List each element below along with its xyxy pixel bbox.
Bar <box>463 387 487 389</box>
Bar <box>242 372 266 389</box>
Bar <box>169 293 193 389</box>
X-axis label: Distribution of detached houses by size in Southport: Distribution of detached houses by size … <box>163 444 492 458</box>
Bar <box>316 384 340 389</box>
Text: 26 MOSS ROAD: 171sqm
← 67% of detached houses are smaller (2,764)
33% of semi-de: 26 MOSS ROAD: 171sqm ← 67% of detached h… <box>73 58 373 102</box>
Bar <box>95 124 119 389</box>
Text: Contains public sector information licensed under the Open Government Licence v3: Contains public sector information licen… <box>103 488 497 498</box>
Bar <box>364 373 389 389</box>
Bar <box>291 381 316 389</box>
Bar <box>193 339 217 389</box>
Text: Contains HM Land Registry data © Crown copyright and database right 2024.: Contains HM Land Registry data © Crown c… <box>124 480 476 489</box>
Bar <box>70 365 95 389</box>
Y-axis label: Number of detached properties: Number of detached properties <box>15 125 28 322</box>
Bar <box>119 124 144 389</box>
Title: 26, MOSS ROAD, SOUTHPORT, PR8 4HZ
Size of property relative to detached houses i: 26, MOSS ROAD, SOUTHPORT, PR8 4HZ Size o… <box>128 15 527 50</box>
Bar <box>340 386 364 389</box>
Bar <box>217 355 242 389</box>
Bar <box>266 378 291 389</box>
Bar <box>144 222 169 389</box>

- - -

In the entries above, change every "Bar" to "Column" and give the lines again with everything else left as it is.

### Solution:
List each element below along with its xyxy pixel bbox.
Column <box>463 387 487 389</box>
Column <box>242 372 266 389</box>
Column <box>169 293 193 389</box>
X-axis label: Distribution of detached houses by size in Southport: Distribution of detached houses by size … <box>163 444 492 458</box>
Column <box>316 384 340 389</box>
Text: 26 MOSS ROAD: 171sqm
← 67% of detached houses are smaller (2,764)
33% of semi-de: 26 MOSS ROAD: 171sqm ← 67% of detached h… <box>73 58 373 102</box>
Column <box>95 124 119 389</box>
Text: Contains public sector information licensed under the Open Government Licence v3: Contains public sector information licen… <box>103 488 497 498</box>
Column <box>364 373 389 389</box>
Column <box>291 381 316 389</box>
Column <box>193 339 217 389</box>
Text: Contains HM Land Registry data © Crown copyright and database right 2024.: Contains HM Land Registry data © Crown c… <box>124 480 476 489</box>
Column <box>70 365 95 389</box>
Y-axis label: Number of detached properties: Number of detached properties <box>15 125 28 322</box>
Column <box>119 124 144 389</box>
Title: 26, MOSS ROAD, SOUTHPORT, PR8 4HZ
Size of property relative to detached houses i: 26, MOSS ROAD, SOUTHPORT, PR8 4HZ Size o… <box>128 15 527 50</box>
Column <box>340 386 364 389</box>
Column <box>217 355 242 389</box>
Column <box>266 378 291 389</box>
Column <box>144 222 169 389</box>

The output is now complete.